══ Information supplied ══

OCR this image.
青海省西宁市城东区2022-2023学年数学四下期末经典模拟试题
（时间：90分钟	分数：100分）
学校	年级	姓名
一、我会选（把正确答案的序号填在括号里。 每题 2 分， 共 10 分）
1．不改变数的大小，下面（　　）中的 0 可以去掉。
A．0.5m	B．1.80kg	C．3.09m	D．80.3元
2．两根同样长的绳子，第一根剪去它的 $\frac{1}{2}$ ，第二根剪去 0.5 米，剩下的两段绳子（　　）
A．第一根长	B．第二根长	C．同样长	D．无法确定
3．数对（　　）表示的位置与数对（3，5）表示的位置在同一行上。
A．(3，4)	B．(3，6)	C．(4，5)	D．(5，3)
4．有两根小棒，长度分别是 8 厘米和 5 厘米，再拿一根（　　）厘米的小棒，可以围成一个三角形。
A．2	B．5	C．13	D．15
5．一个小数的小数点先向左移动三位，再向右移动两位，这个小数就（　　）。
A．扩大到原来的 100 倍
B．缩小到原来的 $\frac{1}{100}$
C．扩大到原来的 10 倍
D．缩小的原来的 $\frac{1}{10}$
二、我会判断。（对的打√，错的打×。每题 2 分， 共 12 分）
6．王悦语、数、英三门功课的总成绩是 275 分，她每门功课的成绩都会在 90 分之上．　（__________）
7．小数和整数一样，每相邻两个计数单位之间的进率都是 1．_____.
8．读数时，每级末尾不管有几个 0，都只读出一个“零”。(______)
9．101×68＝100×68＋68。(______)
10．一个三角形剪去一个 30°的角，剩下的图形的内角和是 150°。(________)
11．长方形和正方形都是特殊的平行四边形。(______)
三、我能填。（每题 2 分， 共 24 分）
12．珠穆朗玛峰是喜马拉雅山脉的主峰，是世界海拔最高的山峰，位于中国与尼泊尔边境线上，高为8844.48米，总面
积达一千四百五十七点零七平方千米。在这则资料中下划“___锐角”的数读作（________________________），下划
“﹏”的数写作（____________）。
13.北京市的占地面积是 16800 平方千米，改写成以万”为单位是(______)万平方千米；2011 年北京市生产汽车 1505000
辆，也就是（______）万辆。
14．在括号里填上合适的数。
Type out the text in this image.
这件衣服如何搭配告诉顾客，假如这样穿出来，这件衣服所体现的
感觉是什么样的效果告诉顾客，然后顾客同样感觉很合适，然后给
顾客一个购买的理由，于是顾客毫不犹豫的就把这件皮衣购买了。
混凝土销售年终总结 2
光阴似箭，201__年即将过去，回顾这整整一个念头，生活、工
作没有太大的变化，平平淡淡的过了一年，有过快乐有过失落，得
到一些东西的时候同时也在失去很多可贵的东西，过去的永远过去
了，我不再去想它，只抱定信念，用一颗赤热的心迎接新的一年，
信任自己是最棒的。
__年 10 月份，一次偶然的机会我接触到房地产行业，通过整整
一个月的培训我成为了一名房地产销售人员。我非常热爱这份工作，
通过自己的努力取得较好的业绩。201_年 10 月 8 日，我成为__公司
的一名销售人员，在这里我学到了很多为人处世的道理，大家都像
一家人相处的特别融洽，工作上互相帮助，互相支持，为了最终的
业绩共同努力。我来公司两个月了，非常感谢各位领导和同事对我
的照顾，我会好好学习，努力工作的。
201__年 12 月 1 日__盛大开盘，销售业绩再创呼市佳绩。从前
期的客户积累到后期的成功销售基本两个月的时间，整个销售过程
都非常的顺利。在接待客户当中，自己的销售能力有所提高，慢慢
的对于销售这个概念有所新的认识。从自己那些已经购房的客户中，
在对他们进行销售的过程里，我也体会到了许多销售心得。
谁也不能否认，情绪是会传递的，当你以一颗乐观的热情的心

═══

**Your task:**
Count up every line above that has the word "image" in it; answer with the number alone.

**Solved exercise:**
2